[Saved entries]
◆ ◆ ◆ ◆ ◆ ◆ ◆
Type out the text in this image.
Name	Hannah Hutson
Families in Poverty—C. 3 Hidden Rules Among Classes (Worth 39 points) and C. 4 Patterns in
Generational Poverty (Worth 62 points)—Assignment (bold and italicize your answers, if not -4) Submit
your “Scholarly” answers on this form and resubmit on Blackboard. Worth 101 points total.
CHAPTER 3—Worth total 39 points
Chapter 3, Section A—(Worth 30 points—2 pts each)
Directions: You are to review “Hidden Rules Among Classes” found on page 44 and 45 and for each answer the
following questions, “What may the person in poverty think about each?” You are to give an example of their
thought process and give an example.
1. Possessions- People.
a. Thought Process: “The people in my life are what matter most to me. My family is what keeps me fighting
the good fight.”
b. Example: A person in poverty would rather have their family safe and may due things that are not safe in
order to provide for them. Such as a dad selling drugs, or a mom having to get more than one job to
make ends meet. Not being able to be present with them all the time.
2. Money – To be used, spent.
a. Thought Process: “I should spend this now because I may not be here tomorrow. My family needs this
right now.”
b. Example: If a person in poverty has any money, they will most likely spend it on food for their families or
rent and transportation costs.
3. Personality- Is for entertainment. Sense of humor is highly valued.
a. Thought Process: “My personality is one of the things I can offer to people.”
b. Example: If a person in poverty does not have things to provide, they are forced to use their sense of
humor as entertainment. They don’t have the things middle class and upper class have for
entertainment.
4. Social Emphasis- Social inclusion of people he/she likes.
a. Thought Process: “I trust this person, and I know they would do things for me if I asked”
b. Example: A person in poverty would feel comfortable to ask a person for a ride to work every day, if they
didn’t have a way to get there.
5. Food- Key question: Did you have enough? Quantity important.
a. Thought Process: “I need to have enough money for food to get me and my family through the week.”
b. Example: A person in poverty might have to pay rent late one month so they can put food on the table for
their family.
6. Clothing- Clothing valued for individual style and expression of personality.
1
◆ ◆ ◆ ◆ ◆ ◆ ◆
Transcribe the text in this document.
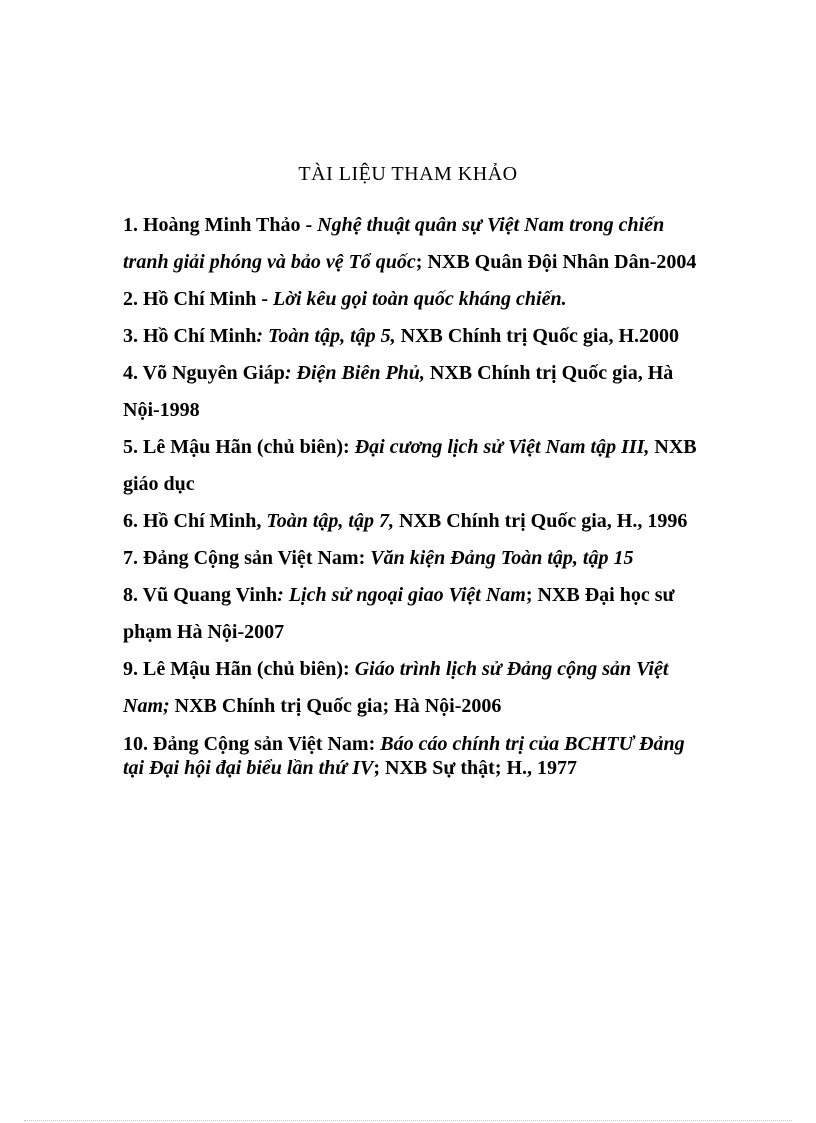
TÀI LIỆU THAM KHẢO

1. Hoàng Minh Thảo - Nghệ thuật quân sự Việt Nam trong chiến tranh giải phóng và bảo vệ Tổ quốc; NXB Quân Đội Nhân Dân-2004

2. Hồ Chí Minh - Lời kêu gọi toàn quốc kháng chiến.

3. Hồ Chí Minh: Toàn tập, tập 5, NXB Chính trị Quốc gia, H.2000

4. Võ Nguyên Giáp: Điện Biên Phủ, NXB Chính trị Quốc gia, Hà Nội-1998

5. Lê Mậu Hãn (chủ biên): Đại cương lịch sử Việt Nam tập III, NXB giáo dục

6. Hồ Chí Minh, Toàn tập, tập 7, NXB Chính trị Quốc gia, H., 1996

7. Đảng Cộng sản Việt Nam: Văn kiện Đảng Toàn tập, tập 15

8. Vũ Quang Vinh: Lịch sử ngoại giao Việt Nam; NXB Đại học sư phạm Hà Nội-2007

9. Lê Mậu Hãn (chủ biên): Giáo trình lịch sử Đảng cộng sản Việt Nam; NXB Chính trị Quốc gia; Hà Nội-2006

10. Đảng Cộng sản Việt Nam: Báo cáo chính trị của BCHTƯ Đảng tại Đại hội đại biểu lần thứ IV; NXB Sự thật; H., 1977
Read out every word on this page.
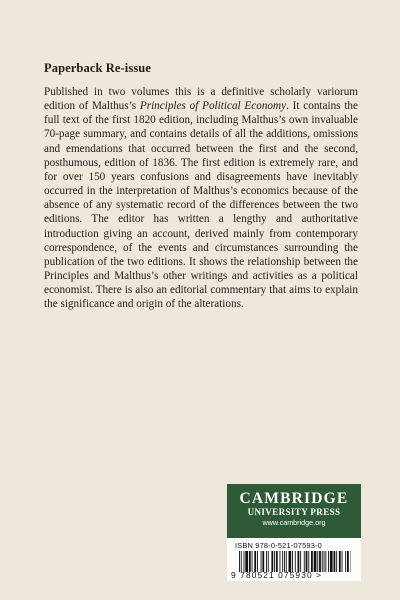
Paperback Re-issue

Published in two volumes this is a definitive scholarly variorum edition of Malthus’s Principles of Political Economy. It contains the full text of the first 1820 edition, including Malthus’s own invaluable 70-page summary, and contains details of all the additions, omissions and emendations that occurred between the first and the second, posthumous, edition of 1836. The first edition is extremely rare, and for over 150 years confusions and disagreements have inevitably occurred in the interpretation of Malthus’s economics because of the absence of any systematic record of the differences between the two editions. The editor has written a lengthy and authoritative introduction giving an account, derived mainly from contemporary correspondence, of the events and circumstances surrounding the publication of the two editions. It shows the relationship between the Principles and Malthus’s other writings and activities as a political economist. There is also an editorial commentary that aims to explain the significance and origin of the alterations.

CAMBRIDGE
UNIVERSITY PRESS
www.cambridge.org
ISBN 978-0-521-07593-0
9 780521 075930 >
◆ ◆ ◆ ◆ ◆ ◆ ◆
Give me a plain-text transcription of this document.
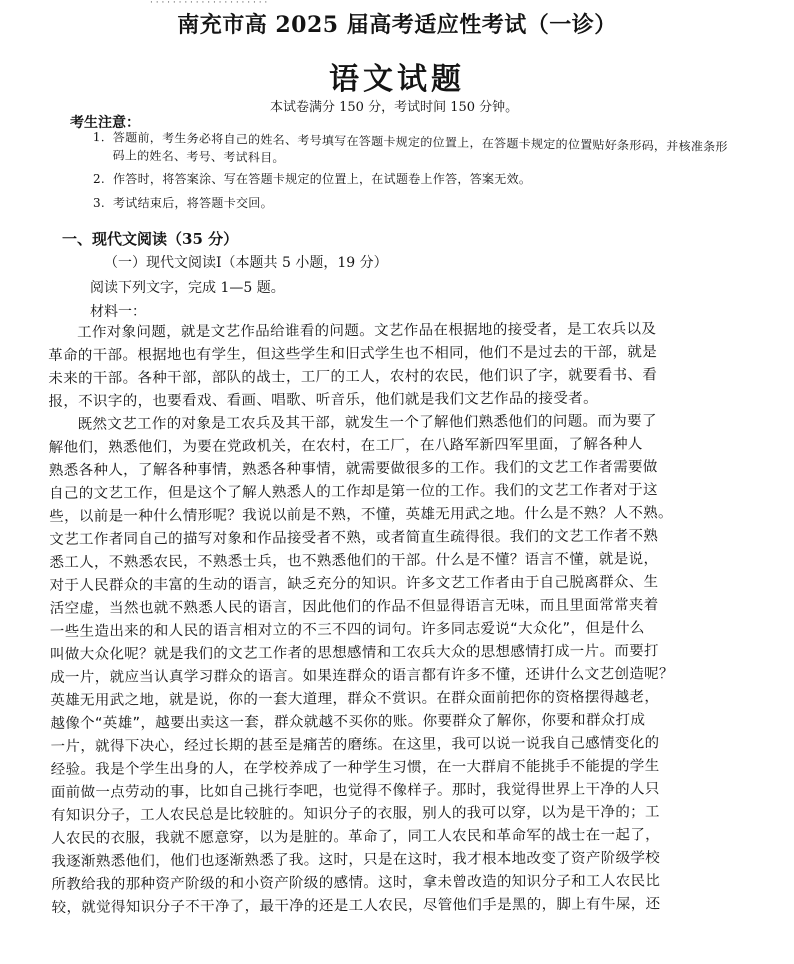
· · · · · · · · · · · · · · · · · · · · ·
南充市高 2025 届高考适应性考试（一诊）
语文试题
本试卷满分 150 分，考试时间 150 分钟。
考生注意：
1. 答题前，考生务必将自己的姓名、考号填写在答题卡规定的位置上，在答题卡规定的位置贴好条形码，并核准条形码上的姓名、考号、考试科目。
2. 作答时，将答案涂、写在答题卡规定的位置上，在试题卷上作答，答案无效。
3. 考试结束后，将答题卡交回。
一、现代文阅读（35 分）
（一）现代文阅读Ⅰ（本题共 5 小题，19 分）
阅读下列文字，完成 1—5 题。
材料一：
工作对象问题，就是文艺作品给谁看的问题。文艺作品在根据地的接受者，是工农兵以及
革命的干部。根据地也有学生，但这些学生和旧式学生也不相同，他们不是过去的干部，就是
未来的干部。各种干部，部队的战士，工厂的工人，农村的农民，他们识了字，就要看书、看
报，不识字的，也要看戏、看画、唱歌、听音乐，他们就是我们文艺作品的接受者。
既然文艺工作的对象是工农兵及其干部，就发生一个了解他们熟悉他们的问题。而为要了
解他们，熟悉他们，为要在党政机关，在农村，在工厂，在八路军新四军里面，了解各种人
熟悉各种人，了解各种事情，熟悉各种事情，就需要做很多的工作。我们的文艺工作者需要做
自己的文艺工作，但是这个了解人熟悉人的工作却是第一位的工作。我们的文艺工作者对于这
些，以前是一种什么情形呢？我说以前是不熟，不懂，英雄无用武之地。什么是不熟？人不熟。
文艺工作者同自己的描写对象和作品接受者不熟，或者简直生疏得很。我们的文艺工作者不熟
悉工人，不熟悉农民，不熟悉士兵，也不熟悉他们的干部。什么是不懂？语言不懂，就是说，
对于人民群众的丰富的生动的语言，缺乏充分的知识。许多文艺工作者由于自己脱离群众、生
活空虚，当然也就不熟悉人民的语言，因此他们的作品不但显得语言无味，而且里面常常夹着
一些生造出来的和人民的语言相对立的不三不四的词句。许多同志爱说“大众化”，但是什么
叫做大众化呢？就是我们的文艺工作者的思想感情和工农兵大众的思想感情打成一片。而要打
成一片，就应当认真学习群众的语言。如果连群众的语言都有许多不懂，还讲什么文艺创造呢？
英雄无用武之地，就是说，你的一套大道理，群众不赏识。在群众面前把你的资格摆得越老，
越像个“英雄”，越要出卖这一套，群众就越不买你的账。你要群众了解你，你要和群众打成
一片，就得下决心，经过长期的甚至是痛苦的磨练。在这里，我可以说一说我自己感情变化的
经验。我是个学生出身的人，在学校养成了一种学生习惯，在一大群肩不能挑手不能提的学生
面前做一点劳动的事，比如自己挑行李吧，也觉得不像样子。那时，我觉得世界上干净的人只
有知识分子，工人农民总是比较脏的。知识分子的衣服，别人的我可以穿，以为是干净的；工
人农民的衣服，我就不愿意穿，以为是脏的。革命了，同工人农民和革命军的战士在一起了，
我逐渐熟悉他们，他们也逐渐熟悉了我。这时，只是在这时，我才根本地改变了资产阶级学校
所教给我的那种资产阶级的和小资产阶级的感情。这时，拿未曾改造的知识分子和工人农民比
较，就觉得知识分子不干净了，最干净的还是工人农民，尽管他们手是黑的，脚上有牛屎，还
◆ ◆ ◆ ◆ ◆ ◆ ◆
**TASK:** Lines that hold "spend" are the ones to copy; find all of them.

**SOLUTION TO THIS TASK:**
a. Thought Process: “I should spend this now because I may not be here tomorrow. My family needs this
b. Example: If a person in poverty has any money, they will most likely spend it on food for their families or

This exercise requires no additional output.